- [EXERCISE PROMPT] Only the number is wanted: count the lines that include the word "ritual".

- [MATERIALS PROVIDED]
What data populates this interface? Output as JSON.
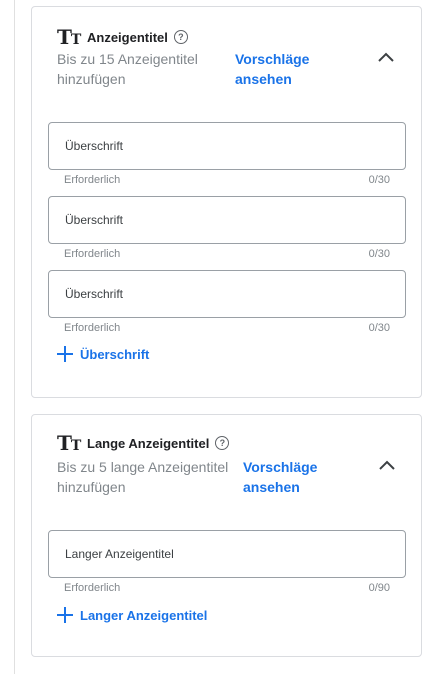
{
  "sections": [
    {
      "title": "Anzeigentitel",
      "subtitle": "Bis zu 15 Anzeigentitel hinzufügen",
      "suggest_link": "Vorschläge ansehen",
      "fields": [
        {
          "placeholder": "Überschrift",
          "helper": "Erforderlich",
          "counter": "0/30"
        },
        {
          "placeholder": "Überschrift",
          "helper": "Erforderlich",
          "counter": "0/30"
        },
        {
          "placeholder": "Überschrift",
          "helper": "Erforderlich",
          "counter": "0/30"
        }
      ],
      "add_label": "Überschrift"
    },
    {
      "title": "Lange Anzeigentitel",
      "subtitle": "Bis zu 5 lange Anzeigentitel hinzufügen",
      "suggest_link": "Vorschläge ansehen",
      "fields": [
        {
          "placeholder": "Langer Anzeigentitel",
          "helper": "Erforderlich",
          "counter": "0/90"
        }
      ],
      "add_label": "Langer Anzeigentitel"
    }
  ],
  "icons": {
    "title_icon": "text-size-icon",
    "help_icon": "help-circle-icon",
    "collapse_icon": "chevron-up-icon",
    "add_icon": "plus-icon"
  },
  "colors": {
    "accent": "#1a73e8",
    "muted_text": "#80868b",
    "border": "#dadce0"
  }
}
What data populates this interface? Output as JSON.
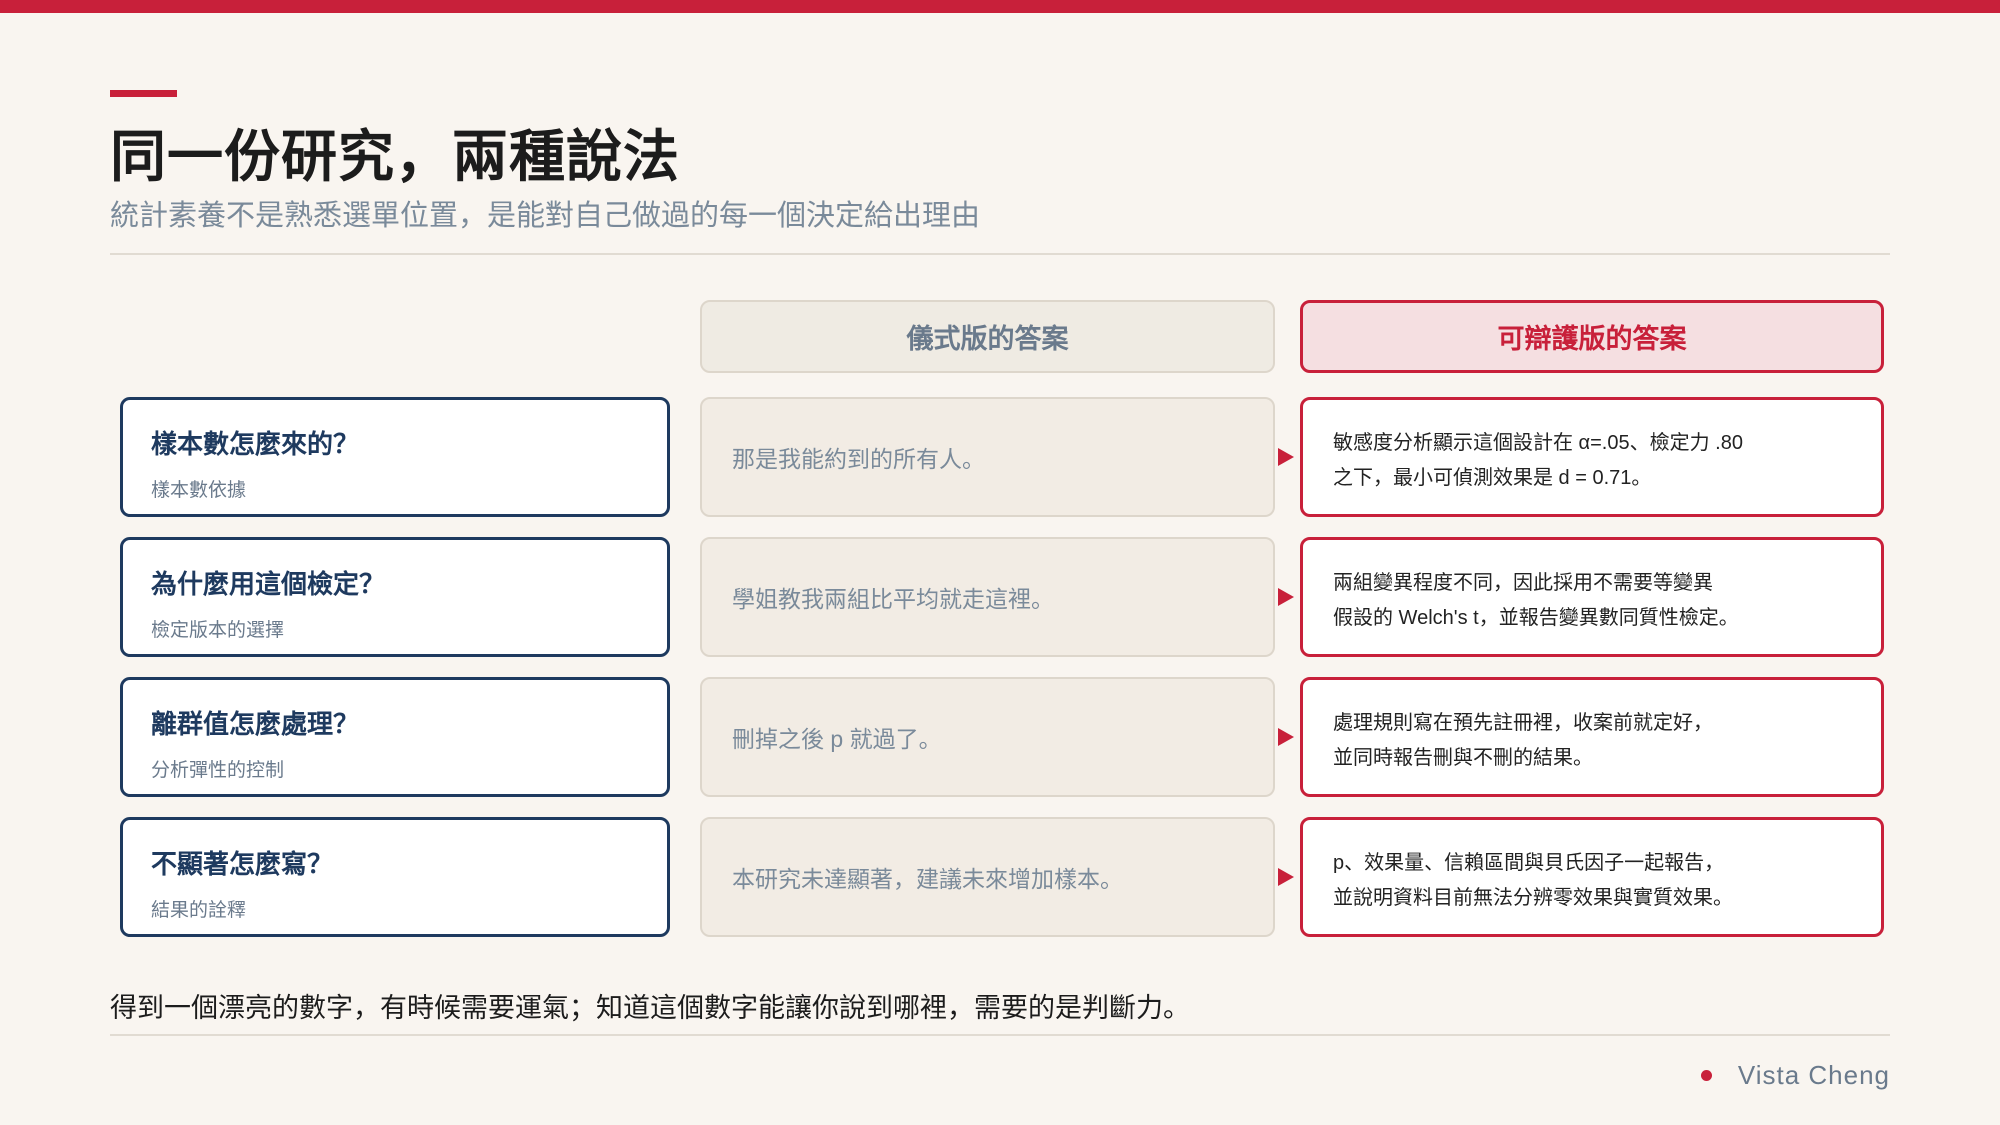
{
  "slide": {
    "title": "同一份研究，兩種說法",
    "subtitle": "統計素養不是熟悉選單位置，是能對自己做過的每一個決定給出理由",
    "columns": {
      "ritual": "儀式版的答案",
      "defensible": "可辯護版的答案"
    },
    "rows": [
      {
        "question": "樣本數怎麼來的？",
        "topic": "樣本數依據",
        "ritual": "那是我能約到的所有人。",
        "defensible": [
          "敏感度分析顯示這個設計在 α=.05、檢定力 .80",
          "之下，最小可偵測效果是 d = 0.71。"
        ]
      },
      {
        "question": "為什麼用這個檢定？",
        "topic": "檢定版本的選擇",
        "ritual": "學姐教我兩組比平均就走這裡。",
        "defensible": [
          "兩組變異程度不同，因此採用不需要等變異",
          "假設的 Welch's t，並報告變異數同質性檢定。"
        ]
      },
      {
        "question": "離群值怎麼處理？",
        "topic": "分析彈性的控制",
        "ritual": "刪掉之後 p 就過了。",
        "defensible": [
          "處理規則寫在預先註冊裡，收案前就定好，",
          "並同時報告刪與不刪的結果。"
        ]
      },
      {
        "question": "不顯著怎麼寫？",
        "topic": "結果的詮釋",
        "ritual": "本研究未達顯著，建議未來增加樣本。",
        "defensible": [
          "p、效果量、信賴區間與貝氏因子一起報告，",
          "並說明資料目前無法分辨零效果與實質效果。"
        ]
      }
    ],
    "conclusion": "得到一個漂亮的數字，有時候需要運氣；知道這個數字能讓你說到哪裡，需要的是判斷力。",
    "author": "Vista Cheng",
    "colors": {
      "accent": "#c8203a",
      "navy": "#1e3a5f",
      "background": "#f9f5f0"
    }
  }
}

- [IN RESPONSE] 5